Wherever the string "ylabel" appears, copy the whole line.

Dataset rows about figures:
— BEGIN —
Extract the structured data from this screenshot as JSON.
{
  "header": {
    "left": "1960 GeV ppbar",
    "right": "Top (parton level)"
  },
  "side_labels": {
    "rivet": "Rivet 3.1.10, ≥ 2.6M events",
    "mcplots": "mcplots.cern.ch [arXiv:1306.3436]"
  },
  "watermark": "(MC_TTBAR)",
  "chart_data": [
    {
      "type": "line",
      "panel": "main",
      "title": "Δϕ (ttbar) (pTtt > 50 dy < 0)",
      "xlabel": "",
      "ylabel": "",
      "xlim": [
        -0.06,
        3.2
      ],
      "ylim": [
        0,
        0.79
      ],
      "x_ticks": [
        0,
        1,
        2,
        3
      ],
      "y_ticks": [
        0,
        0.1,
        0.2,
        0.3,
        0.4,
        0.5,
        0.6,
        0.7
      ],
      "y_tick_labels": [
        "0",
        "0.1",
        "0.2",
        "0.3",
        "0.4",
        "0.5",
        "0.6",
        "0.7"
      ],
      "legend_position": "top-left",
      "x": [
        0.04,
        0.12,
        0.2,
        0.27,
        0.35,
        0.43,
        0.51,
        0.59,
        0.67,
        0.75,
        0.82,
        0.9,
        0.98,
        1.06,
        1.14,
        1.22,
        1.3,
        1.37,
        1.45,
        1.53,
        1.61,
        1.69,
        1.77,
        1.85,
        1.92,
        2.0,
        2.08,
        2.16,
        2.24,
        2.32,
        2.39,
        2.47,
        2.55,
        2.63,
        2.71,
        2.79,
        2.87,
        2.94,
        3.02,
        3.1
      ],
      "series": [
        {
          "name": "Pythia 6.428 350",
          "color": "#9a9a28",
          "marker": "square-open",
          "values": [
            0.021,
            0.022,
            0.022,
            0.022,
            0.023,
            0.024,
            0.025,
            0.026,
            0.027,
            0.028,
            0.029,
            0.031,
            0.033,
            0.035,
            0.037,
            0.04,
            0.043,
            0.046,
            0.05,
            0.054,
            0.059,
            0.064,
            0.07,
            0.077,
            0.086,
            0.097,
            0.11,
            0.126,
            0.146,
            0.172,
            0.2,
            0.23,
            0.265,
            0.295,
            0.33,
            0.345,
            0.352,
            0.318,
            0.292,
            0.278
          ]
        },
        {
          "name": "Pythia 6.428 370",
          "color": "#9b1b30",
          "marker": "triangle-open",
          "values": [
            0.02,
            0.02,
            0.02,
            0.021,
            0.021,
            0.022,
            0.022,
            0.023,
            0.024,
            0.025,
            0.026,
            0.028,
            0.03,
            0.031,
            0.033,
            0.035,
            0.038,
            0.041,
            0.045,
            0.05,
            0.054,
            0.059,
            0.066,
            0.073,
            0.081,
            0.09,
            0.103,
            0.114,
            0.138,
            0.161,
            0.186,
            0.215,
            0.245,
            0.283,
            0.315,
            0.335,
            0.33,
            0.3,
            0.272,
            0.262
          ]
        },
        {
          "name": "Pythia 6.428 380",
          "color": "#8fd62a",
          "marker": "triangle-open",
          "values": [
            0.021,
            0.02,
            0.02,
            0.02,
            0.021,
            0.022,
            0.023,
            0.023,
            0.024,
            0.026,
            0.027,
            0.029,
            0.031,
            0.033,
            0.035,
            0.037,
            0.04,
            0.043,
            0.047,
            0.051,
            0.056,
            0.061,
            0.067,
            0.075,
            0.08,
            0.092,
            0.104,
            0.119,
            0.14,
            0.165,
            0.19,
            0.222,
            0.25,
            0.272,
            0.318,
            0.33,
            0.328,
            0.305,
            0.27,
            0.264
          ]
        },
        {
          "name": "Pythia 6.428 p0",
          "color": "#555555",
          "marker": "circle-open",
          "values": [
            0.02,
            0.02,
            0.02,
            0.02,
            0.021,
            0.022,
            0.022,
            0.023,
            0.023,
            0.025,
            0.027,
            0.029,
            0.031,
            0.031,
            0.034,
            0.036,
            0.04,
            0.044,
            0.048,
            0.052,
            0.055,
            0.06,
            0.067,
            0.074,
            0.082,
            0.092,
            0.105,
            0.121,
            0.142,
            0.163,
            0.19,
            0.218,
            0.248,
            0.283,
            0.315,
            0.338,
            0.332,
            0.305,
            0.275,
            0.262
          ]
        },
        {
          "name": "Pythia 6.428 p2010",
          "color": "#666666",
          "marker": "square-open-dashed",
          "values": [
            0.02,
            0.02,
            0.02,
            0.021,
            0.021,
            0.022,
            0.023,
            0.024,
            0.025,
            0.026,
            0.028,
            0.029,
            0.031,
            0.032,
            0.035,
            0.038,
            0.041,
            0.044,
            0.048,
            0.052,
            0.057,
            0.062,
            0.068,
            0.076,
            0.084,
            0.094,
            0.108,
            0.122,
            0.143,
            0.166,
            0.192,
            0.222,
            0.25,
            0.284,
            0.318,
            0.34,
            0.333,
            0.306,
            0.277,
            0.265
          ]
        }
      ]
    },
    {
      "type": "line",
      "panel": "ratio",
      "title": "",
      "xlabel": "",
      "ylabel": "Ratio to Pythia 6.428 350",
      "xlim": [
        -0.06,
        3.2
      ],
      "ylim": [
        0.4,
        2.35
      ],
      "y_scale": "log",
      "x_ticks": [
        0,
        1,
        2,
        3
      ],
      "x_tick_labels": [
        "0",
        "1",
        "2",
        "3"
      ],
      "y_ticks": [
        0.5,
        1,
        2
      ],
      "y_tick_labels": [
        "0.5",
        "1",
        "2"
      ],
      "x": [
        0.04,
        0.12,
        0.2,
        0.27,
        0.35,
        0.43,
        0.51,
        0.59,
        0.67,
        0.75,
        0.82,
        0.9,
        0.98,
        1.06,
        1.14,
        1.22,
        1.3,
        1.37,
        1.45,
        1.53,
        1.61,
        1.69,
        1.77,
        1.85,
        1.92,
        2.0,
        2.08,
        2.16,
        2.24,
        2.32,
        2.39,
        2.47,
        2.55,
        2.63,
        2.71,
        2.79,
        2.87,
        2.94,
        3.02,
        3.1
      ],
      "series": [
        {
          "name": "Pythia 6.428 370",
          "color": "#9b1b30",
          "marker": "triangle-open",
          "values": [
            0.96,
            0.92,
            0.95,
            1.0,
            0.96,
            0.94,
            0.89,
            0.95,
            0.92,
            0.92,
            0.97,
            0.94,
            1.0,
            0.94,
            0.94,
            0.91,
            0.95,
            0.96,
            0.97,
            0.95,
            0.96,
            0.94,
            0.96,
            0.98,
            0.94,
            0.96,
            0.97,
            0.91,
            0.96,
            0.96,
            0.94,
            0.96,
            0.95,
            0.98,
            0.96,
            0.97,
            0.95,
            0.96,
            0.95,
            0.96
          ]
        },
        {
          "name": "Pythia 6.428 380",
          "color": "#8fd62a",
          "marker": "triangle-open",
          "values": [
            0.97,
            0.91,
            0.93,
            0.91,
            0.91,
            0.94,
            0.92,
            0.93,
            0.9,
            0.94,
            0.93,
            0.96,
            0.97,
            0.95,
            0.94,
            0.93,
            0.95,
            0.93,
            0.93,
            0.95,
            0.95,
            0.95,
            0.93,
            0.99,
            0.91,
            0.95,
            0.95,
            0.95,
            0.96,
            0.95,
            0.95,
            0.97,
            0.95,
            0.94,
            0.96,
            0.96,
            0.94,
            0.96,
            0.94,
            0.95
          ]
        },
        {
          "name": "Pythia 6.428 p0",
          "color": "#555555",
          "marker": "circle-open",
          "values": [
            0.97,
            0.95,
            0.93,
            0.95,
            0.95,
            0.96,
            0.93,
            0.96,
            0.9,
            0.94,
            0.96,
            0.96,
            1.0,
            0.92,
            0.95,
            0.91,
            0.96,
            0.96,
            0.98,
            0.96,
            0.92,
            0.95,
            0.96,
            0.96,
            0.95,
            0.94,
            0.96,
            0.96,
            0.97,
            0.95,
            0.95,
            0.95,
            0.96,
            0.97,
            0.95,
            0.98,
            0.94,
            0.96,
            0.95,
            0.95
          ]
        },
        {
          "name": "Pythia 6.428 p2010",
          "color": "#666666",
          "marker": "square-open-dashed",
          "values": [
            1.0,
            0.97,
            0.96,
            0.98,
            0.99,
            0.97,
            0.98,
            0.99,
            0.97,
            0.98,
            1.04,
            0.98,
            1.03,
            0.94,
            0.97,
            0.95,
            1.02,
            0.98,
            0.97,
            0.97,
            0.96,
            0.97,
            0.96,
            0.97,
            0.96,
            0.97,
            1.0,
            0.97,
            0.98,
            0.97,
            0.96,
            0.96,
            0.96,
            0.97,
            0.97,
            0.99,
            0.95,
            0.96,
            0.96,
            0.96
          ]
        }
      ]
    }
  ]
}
— END —
▸ Result for this exercise:
      "ylabel": "",
      "ylabel": "Ratio to Pythia 6.428 350",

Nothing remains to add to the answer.